'''

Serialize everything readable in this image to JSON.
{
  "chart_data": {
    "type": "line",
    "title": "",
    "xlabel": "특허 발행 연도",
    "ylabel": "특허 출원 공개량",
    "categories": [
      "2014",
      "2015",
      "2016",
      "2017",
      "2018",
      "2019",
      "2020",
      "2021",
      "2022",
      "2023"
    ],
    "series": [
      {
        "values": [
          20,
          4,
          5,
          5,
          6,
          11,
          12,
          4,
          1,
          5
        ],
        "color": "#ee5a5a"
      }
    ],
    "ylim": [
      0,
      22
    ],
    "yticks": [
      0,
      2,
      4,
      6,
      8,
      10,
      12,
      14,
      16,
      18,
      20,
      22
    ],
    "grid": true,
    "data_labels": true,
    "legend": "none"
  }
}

'''

*Your instructions*:
Reproduce the listing above verbatim, from first line to last.

*Answer to this exercise*:
Serialize everything readable in this image to JSON.
{
  "chart_data": {
    "type": "line",
    "title": "",
    "xlabel": "특허 발행 연도",
    "ylabel": "특허 출원 공개량",
    "categories": [
      "2014",
      "2015",
      "2016",
      "2017",
      "2018",
      "2019",
      "2020",
      "2021",
      "2022",
      "2023"
    ],
    "series": [
      {
        "values": [
          20,
          4,
          5,
          5,
          6,
          11,
          12,
          4,
          1,
          5
        ],
        "color": "#ee5a5a"
      }
    ],
    "ylim": [
      0,
      22
    ],
    "yticks": [
      0,
      2,
      4,
      6,
      8,
      10,
      12,
      14,
      16,
      18,
      20,
      22
    ],
    "grid": true,
    "data_labels": true,
    "legend": "none"
  }
}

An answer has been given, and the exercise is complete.